We haven't added the Solano (2/21/23) and Taylor (1/23/23) and Castro (12/20/22) and Gallo (12/16/22) vet augmentation to the roster for 2024 yet, and that's an important part of solidifying things to roll into the regular season. These guys aren't necessarily intended to play a lot of innings, but they really help keep the lights on and the momentum moving downhill when starters inevitably get hurt. We're talking about CF, the RH hitting corner guy and maybe an SP and another bullpen arm or two, but to date they've really only picked through the relief rag bin (Jensen, Staumont, Alexy.)

In the past these guys were mostly added late in the winter, and that seems to be a few weeks behind schedule this year because of a slow market in general and the unsettled budget problem in MIN particularly. but there's plenty of time to make a trade: MAT came to MIN on Jan 23 last year, Pablo Lopez on Jan 20 and Correa on Jan 11 so we're still well within that time frame.

It's way too early to complain or get too comfortable with the roster as it stands because we've never been ready to go a month before spring training. It's not how things have ever worked, so let it play out a bit.

 

Posted
4 hours ago, chpettit19 said:

The sky is not falling, but things aren't unquestionably ok either. I really hope the 3 rookie stars from last year can maintain their production over full seasons, but the chances of that happening are tiny. I mean those were 3 all star level batting lines they put up. The league has now figured out where the holes in their games are and they're going to attack them hard. Maintaining 135+ OPS+ numbers over a full season is a massive ask. So the expectation should be that there's a likely significant regression to their overall numbers as a group. But there's solid enough hope that Correa and Buxton are at least a little healthier in 2024 and see an increase in their overall numbers as a pair to help balance out the regression from the rookies.

I think expecting Varland and Paddack to replace the performances of Gray and Maeda is a super longshot. Just pointing at win-loss records in games they started is missing the impact of their nearly 300 innings pitched. 288 innings of mostly really well pitched innings is a lot to replace. Now maybe Ryan stays healthy and throws more innings without having his typical 2nd half drop in production (he dropped in 2022 as well) and maybe Ober can add more innings without wearing down this year. That can help cover some of those 288 innings, but I don't know that there's a whole lot more improvement possible from those 2 so it's mostly just about them staying healthy and maintaining production for more of the year. I think the realistic view of the rotation as it stands today is that it's a step below last year's performance. Now that doesn't mean that bringing Sonny back would've solved that because he's not likely to reproduce that production, but it doesn't change the fact that the most likely outcome is that the current rotation options don't perform as well as the rotation did last year.

> **Exercise**
Carry the baseball roster discussion forward past its last sentence with one more paragraph in the same voice. The entries after this point are separate material with no connection to the baseball roster discussion.

[Entries excerpted from a collection]
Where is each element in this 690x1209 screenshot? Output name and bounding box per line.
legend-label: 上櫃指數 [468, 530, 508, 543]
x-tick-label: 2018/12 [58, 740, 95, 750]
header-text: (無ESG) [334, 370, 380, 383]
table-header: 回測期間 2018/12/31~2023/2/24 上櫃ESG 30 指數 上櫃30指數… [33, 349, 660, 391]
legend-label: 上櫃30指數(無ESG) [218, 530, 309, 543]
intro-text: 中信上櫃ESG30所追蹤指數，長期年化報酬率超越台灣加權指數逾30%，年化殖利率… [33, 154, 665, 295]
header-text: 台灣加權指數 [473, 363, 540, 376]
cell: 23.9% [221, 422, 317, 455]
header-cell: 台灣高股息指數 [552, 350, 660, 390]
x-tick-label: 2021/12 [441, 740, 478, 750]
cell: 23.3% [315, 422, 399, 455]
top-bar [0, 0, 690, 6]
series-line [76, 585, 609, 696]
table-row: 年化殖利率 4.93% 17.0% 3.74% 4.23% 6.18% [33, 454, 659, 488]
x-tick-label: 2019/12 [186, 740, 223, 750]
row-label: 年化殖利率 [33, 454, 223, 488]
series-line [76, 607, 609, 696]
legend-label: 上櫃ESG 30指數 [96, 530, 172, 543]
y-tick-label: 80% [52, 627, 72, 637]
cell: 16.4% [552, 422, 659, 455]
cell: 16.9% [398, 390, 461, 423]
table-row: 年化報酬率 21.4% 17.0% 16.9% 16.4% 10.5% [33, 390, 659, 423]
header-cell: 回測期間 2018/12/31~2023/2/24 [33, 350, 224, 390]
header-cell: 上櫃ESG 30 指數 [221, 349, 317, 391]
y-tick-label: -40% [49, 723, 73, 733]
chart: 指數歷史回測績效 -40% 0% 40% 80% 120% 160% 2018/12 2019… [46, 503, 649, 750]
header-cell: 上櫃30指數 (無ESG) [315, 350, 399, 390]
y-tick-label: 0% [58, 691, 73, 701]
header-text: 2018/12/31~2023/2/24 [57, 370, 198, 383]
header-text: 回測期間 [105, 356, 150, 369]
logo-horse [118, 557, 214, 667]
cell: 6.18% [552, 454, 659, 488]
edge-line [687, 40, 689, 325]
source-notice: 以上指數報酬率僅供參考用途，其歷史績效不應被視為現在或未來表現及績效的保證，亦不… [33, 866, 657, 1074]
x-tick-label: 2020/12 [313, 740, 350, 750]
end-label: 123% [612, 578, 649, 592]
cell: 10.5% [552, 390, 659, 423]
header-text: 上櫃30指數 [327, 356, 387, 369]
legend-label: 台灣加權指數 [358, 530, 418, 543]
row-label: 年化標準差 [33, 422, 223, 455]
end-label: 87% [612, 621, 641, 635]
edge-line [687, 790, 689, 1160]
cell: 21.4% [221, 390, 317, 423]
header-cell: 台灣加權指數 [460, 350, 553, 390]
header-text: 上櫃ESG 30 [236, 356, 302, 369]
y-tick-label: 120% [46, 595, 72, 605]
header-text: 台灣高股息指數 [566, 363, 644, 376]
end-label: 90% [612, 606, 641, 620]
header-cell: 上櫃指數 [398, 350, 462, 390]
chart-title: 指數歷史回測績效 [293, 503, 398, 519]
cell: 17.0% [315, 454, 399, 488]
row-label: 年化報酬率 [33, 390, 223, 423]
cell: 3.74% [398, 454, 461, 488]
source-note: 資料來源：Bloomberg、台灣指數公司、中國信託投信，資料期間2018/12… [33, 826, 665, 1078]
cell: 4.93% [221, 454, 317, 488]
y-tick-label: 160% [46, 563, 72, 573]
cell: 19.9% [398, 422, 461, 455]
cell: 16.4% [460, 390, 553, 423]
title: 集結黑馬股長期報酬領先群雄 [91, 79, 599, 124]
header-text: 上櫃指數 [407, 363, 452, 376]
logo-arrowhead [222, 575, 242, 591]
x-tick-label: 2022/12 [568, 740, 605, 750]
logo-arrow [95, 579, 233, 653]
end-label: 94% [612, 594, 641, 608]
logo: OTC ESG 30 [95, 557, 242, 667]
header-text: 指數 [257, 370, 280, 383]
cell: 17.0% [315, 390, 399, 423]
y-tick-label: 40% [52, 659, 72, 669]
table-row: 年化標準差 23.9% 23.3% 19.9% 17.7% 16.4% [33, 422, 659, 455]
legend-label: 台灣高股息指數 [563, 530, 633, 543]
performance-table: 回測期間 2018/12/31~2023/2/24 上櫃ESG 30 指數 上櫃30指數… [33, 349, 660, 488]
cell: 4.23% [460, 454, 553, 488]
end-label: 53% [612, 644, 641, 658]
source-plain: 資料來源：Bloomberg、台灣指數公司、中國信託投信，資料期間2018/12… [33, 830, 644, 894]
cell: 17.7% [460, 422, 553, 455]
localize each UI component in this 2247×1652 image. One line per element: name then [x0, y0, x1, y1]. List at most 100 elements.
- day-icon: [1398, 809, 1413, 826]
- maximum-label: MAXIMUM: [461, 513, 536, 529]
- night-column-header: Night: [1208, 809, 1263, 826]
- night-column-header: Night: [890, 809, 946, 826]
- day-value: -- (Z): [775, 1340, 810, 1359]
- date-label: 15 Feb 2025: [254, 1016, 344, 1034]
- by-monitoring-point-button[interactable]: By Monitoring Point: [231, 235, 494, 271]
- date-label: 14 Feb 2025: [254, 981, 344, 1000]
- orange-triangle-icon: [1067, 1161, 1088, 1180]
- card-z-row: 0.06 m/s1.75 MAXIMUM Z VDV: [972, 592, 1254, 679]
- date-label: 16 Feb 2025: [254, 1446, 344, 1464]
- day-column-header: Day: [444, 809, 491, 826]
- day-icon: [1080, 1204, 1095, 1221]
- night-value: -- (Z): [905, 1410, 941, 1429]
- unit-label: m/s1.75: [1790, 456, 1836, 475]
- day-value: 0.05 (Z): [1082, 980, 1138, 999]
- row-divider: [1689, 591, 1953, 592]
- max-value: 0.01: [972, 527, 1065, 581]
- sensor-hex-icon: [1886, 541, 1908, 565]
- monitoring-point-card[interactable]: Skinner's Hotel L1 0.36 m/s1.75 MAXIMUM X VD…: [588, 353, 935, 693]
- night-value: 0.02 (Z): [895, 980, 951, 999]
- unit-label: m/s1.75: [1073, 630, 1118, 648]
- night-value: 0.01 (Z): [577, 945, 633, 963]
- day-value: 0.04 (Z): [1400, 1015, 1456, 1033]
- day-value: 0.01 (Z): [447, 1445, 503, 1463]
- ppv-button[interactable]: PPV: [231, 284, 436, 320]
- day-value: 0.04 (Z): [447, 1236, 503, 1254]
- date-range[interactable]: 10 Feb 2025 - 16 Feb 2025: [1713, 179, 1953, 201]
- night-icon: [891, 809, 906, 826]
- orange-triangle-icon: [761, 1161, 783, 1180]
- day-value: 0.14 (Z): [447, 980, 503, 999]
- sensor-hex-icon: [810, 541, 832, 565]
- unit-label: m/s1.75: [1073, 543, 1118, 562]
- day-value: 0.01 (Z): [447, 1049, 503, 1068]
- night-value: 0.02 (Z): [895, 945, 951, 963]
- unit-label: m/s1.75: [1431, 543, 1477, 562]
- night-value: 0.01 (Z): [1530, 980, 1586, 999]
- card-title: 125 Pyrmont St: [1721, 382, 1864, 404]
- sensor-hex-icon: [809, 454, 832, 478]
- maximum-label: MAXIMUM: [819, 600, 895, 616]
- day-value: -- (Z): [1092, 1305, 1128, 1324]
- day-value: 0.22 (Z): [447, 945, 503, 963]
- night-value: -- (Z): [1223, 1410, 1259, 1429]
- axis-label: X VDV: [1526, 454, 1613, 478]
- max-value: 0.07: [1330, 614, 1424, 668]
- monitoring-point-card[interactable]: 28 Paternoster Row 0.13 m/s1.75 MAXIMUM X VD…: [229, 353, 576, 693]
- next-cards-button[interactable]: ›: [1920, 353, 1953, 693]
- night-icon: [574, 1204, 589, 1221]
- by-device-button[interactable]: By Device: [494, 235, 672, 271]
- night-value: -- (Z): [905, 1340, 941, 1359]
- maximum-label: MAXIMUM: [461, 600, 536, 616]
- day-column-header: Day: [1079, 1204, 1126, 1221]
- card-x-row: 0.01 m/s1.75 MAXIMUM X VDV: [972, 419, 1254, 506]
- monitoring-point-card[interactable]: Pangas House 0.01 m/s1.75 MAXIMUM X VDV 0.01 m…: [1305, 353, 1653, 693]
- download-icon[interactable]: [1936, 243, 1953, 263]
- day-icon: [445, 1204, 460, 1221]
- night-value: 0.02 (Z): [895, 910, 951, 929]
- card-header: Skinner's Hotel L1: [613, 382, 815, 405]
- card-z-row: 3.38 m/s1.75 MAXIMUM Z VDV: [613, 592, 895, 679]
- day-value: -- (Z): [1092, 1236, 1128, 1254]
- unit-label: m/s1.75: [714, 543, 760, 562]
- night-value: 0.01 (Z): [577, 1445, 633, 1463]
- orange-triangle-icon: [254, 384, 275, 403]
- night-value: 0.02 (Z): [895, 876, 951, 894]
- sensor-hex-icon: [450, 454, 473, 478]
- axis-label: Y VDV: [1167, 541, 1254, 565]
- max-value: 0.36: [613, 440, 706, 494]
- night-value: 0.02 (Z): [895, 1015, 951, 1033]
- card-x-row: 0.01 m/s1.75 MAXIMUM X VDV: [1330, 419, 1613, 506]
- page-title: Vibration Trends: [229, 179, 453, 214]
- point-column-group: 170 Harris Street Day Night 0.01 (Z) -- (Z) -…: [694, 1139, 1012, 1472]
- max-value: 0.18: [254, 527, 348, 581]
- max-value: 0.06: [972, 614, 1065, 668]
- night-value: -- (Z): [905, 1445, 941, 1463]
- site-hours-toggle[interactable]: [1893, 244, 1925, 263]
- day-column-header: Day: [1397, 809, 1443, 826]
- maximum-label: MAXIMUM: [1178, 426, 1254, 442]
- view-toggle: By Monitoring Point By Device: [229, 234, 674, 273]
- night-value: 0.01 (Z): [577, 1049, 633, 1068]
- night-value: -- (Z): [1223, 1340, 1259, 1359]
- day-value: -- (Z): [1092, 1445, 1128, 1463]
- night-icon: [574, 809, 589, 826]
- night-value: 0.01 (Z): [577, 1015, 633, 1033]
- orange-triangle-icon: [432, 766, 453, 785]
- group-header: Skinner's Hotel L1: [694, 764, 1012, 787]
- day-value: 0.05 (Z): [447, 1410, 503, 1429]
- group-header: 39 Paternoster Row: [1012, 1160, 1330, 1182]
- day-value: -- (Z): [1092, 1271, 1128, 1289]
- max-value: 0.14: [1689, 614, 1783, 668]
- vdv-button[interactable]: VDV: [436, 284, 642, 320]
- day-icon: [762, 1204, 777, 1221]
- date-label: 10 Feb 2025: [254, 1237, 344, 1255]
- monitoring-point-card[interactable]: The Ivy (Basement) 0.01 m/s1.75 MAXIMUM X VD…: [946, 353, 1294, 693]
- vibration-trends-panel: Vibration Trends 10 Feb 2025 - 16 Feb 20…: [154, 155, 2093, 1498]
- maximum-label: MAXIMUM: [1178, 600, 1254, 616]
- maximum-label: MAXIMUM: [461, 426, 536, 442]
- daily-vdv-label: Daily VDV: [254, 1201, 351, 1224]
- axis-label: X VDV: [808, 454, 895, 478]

> **Result for this task**
I know the unknown future tends to be a hopeful one because we like to dream on the possibilities of everyone hitting their ceilings and the team taking off. I'm excited to see what Lewis does coming off a healthy offseason. I can't wait to see Walker Jenkins in his first full season. I'm intrigued to see if Lee can put it all together and take AAA by storm to start the year. Curious about what Raya looks like in a true starter's role instead of 3 inning bursts. There's some fun guys on the farm, and some fun youngsters on the big league team now. But I think we oversell our crop some. We're not a top ranked system by any ranking I've seen. We're not matching the Orioles crop of prospects and young MLB talent. I like to imagine what the future could bring as well, but the Pohlads deserve every bit of criticism that comes their way this offseason. Windows aren't guaranteed to stay open. They aren't guaranteed to open at all. Lewis, Buxton, and AK never stay healthy. Correa's ankle really is a problem. None of the starters below Lopez take the needed step. Wallner's holes in his swing are exploited. Lee never quite figures it out. Jeffers regresses back to career norms. Kepler regresses back to 2021-first half of 2023 Kepler. Polanco's legs just won't hold up (or he's traded). Stewart can't repeat his 2023, age-31 breakout. Jax is up and down again. All very possible outcomes. And now the Twins aren't just walking away with the central in 2024, and their 2025 and beyond are in doubt as well. "Hey, we were good last year so we'll be good with mostly the same team this year" goes wrong all the time.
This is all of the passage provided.